Records from a data collection:
╭──

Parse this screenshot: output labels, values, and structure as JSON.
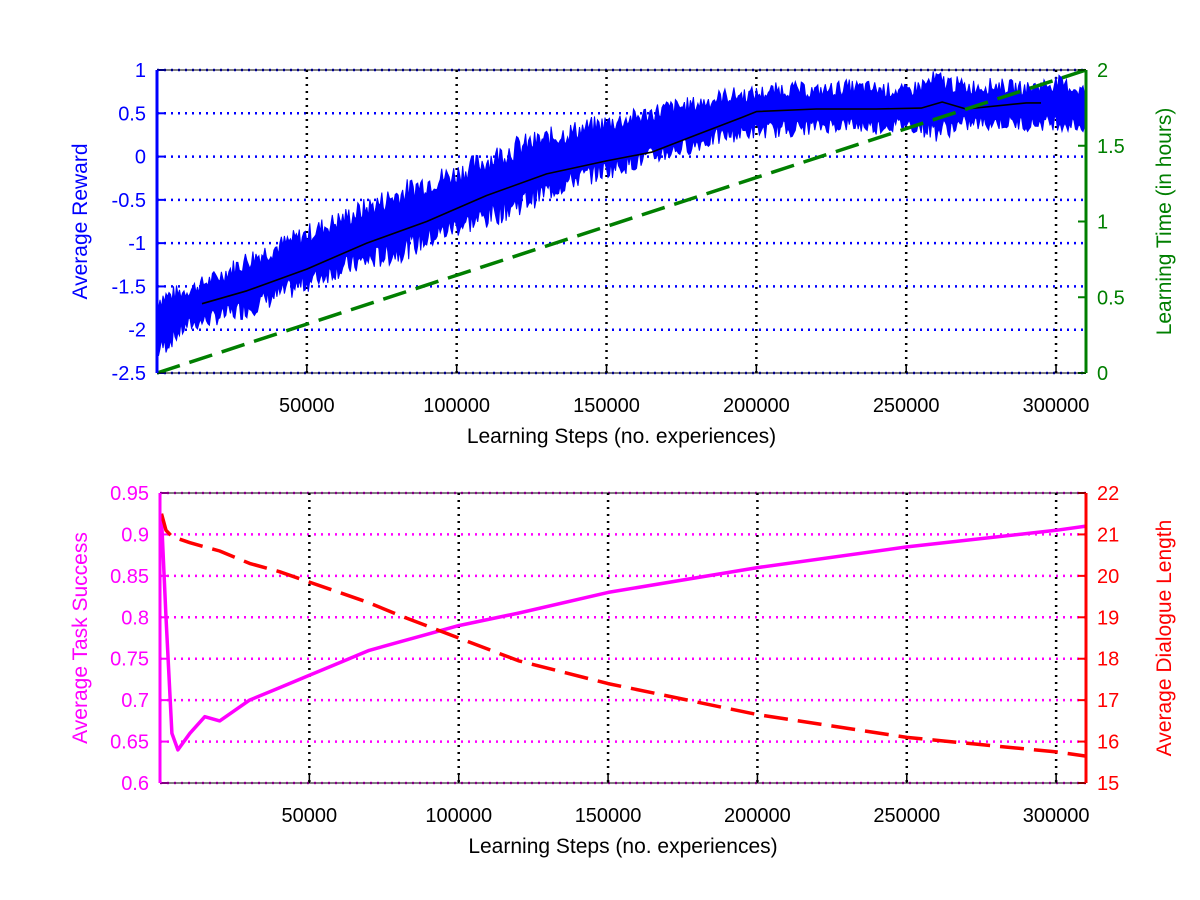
{
  "chart_data": [
    {
      "type": "line",
      "xlabel": "Learning Steps (no. experiences)",
      "ylabel_left": "Average Reward",
      "ylabel_right": "Learning Time (in hours)",
      "xlim": [
        0,
        310000
      ],
      "ylim_left": [
        -2.5,
        1
      ],
      "ylim_right": [
        0,
        2
      ],
      "x_ticks": [
        "50000",
        "100000",
        "150000",
        "200000",
        "250000",
        "300000"
      ],
      "y_ticks_left": [
        "1",
        "0.5",
        "0",
        "-0.5",
        "-1",
        "-1.5",
        "-2",
        "-2.5"
      ],
      "y_ticks_right": [
        "2",
        "1.5",
        "1",
        "0.5",
        "0"
      ],
      "grid": true,
      "colors": {
        "left_axis": "#0000ff",
        "right_axis": "#007f00",
        "mean_line": "#000000",
        "grid_x": "#000000",
        "grid_y": "#0000ff"
      },
      "series": [
        {
          "axis": "left",
          "style": "band",
          "x": [
            0,
            10000,
            20000,
            30000,
            40000,
            50000,
            60000,
            70000,
            80000,
            90000,
            100000,
            110000,
            120000,
            130000,
            140000,
            150000,
            160000,
            170000,
            180000,
            190000,
            200000,
            210000,
            220000,
            230000,
            240000,
            250000,
            260000,
            270000,
            280000,
            290000,
            300000,
            310000
          ],
          "low": [
            -2.25,
            -1.95,
            -1.85,
            -1.75,
            -1.6,
            -1.45,
            -1.3,
            -1.2,
            -1.1,
            -0.95,
            -0.8,
            -0.7,
            -0.55,
            -0.4,
            -0.25,
            -0.15,
            -0.05,
            0.05,
            0.15,
            0.25,
            0.3,
            0.32,
            0.35,
            0.38,
            0.35,
            0.38,
            0.3,
            0.38,
            0.4,
            0.38,
            0.4,
            0.35
          ],
          "high": [
            -1.65,
            -1.55,
            -1.4,
            -1.2,
            -1.05,
            -0.9,
            -0.75,
            -0.6,
            -0.45,
            -0.3,
            -0.2,
            -0.05,
            0.1,
            0.2,
            0.3,
            0.38,
            0.45,
            0.55,
            0.6,
            0.7,
            0.72,
            0.78,
            0.75,
            0.8,
            0.78,
            0.75,
            0.88,
            0.8,
            0.82,
            0.78,
            0.85,
            0.75
          ]
        },
        {
          "axis": "left",
          "style": "mean",
          "x": [
            15000,
            30000,
            50000,
            70000,
            90000,
            110000,
            130000,
            150000,
            165000,
            180000,
            195000,
            200000,
            220000,
            240000,
            255000,
            262000,
            270000,
            290000,
            295000
          ],
          "y": [
            -1.7,
            -1.55,
            -1.3,
            -1.0,
            -0.75,
            -0.45,
            -0.2,
            -0.05,
            0.05,
            0.25,
            0.45,
            0.52,
            0.55,
            0.55,
            0.56,
            0.63,
            0.55,
            0.62,
            0.62
          ]
        },
        {
          "axis": "right",
          "style": "dashed",
          "x": [
            0,
            310000
          ],
          "y": [
            0,
            2
          ]
        }
      ]
    },
    {
      "type": "line",
      "xlabel": "Learning Steps (no. experiences)",
      "ylabel_left": "Average Task Success",
      "ylabel_right": "Average Dialogue Length",
      "xlim": [
        0,
        310000
      ],
      "ylim_left": [
        0.6,
        0.95
      ],
      "ylim_right": [
        15,
        22
      ],
      "x_ticks": [
        "50000",
        "100000",
        "150000",
        "200000",
        "250000",
        "300000"
      ],
      "y_ticks_left": [
        "0.95",
        "0.9",
        "0.85",
        "0.8",
        "0.75",
        "0.7",
        "0.65",
        "0.6"
      ],
      "y_ticks_right": [
        "22",
        "21",
        "20",
        "19",
        "18",
        "17",
        "16",
        "15"
      ],
      "grid": true,
      "colors": {
        "left_axis": "#ff00ff",
        "right_axis": "#ff0000",
        "grid_x": "#000000",
        "grid_y": "#ff00ff"
      },
      "series": [
        {
          "axis": "left",
          "style": "solid",
          "x": [
            500,
            2000,
            4000,
            6000,
            10000,
            15000,
            20000,
            30000,
            40000,
            50000,
            60000,
            70000,
            80000,
            100000,
            120000,
            150000,
            200000,
            250000,
            300000,
            310000
          ],
          "y": [
            0.92,
            0.8,
            0.66,
            0.64,
            0.66,
            0.68,
            0.675,
            0.7,
            0.715,
            0.73,
            0.745,
            0.76,
            0.77,
            0.79,
            0.805,
            0.83,
            0.86,
            0.885,
            0.905,
            0.91
          ]
        },
        {
          "axis": "right",
          "style": "dashed",
          "x": [
            500,
            2000,
            4000,
            6000,
            10000,
            15000,
            20000,
            30000,
            40000,
            50000,
            60000,
            70000,
            80000,
            100000,
            120000,
            150000,
            200000,
            250000,
            300000,
            310000
          ],
          "y": [
            21.5,
            21.1,
            20.95,
            20.9,
            20.8,
            20.7,
            20.6,
            20.3,
            20.1,
            19.85,
            19.6,
            19.35,
            19.05,
            18.5,
            17.95,
            17.4,
            16.65,
            16.1,
            15.75,
            15.65
          ]
        }
      ]
    }
  ]
}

╰──

-- Task prompt --
Quote all the records verbatim, dropping any pictures from your copy.

-- Worked solution --
Parse this screenshot: output labels, values, and structure as JSON.
{
  "chart_data": [
    {
      "type": "line",
      "xlabel": "Learning Steps (no. experiences)",
      "ylabel_left": "Average Reward",
      "ylabel_right": "Learning Time (in hours)",
      "xlim": [
        0,
        310000
      ],
      "ylim_left": [
        -2.5,
        1
      ],
      "ylim_right": [
        0,
        2
      ],
      "x_ticks": [
        "50000",
        "100000",
        "150000",
        "200000",
        "250000",
        "300000"
      ],
      "y_ticks_left": [
        "1",
        "0.5",
        "0",
        "-0.5",
        "-1",
        "-1.5",
        "-2",
        "-2.5"
      ],
      "y_ticks_right": [
        "2",
        "1.5",
        "1",
        "0.5",
        "0"
      ],
      "grid": true,
      "colors": {
        "left_axis": "#0000ff",
        "right_axis": "#007f00",
        "mean_line": "#000000",
        "grid_x": "#000000",
        "grid_y": "#0000ff"
      },
      "series": [
        {
          "axis": "left",
          "style": "band",
          "x": [
            0,
            10000,
            20000,
            30000,
            40000,
            50000,
            60000,
            70000,
            80000,
            90000,
            100000,
            110000,
            120000,
            130000,
            140000,
            150000,
            160000,
            170000,
            180000,
            190000,
            200000,
            210000,
            220000,
            230000,
            240000,
            250000,
            260000,
            270000,
            280000,
            290000,
            300000,
            310000
          ],
          "low": [
            -2.25,
            -1.95,
            -1.85,
            -1.75,
            -1.6,
            -1.45,
            -1.3,
            -1.2,
            -1.1,
            -0.95,
            -0.8,
            -0.7,
            -0.55,
            -0.4,
            -0.25,
            -0.15,
            -0.05,
            0.05,
            0.15,
            0.25,
            0.3,
            0.32,
            0.35,
            0.38,
            0.35,
            0.38,
            0.3,
            0.38,
            0.4,
            0.38,
            0.4,
            0.35
          ],
          "high": [
            -1.65,
            -1.55,
            -1.4,
            -1.2,
            -1.05,
            -0.9,
            -0.75,
            -0.6,
            -0.45,
            -0.3,
            -0.2,
            -0.05,
            0.1,
            0.2,
            0.3,
            0.38,
            0.45,
            0.55,
            0.6,
            0.7,
            0.72,
            0.78,
            0.75,
            0.8,
            0.78,
            0.75,
            0.88,
            0.8,
            0.82,
            0.78,
            0.85,
            0.75
          ]
        },
        {
          "axis": "left",
          "style": "mean",
          "x": [
            15000,
            30000,
            50000,
            70000,
            90000,
            110000,
            130000,
            150000,
            165000,
            180000,
            195000,
            200000,
            220000,
            240000,
            255000,
            262000,
            270000,
            290000,
            295000
          ],
          "y": [
            -1.7,
            -1.55,
            -1.3,
            -1.0,
            -0.75,
            -0.45,
            -0.2,
            -0.05,
            0.05,
            0.25,
            0.45,
            0.52,
            0.55,
            0.55,
            0.56,
            0.63,
            0.55,
            0.62,
            0.62
          ]
        },
        {
          "axis": "right",
          "style": "dashed",
          "x": [
            0,
            310000
          ],
          "y": [
            0,
            2
          ]
        }
      ]
    },
    {
      "type": "line",
      "xlabel": "Learning Steps (no. experiences)",
      "ylabel_left": "Average Task Success",
      "ylabel_right": "Average Dialogue Length",
      "xlim": [
        0,
        310000
      ],
      "ylim_left": [
        0.6,
        0.95
      ],
      "ylim_right": [
        15,
        22
      ],
      "x_ticks": [
        "50000",
        "100000",
        "150000",
        "200000",
        "250000",
        "300000"
      ],
      "y_ticks_left": [
        "0.95",
        "0.9",
        "0.85",
        "0.8",
        "0.75",
        "0.7",
        "0.65",
        "0.6"
      ],
      "y_ticks_right": [
        "22",
        "21",
        "20",
        "19",
        "18",
        "17",
        "16",
        "15"
      ],
      "grid": true,
      "colors": {
        "left_axis": "#ff00ff",
        "right_axis": "#ff0000",
        "grid_x": "#000000",
        "grid_y": "#ff00ff"
      },
      "series": [
        {
          "axis": "left",
          "style": "solid",
          "x": [
            500,
            2000,
            4000,
            6000,
            10000,
            15000,
            20000,
            30000,
            40000,
            50000,
            60000,
            70000,
            80000,
            100000,
            120000,
            150000,
            200000,
            250000,
            300000,
            310000
          ],
          "y": [
            0.92,
            0.8,
            0.66,
            0.64,
            0.66,
            0.68,
            0.675,
            0.7,
            0.715,
            0.73,
            0.745,
            0.76,
            0.77,
            0.79,
            0.805,
            0.83,
            0.86,
            0.885,
            0.905,
            0.91
          ]
        },
        {
          "axis": "right",
          "style": "dashed",
          "x": [
            500,
            2000,
            4000,
            6000,
            10000,
            15000,
            20000,
            30000,
            40000,
            50000,
            60000,
            70000,
            80000,
            100000,
            120000,
            150000,
            200000,
            250000,
            300000,
            310000
          ],
          "y": [
            21.5,
            21.1,
            20.95,
            20.9,
            20.8,
            20.7,
            20.6,
            20.3,
            20.1,
            19.85,
            19.6,
            19.35,
            19.05,
            18.5,
            17.95,
            17.4,
            16.65,
            16.1,
            15.75,
            15.65
          ]
        }
      ]
    }
  ]
}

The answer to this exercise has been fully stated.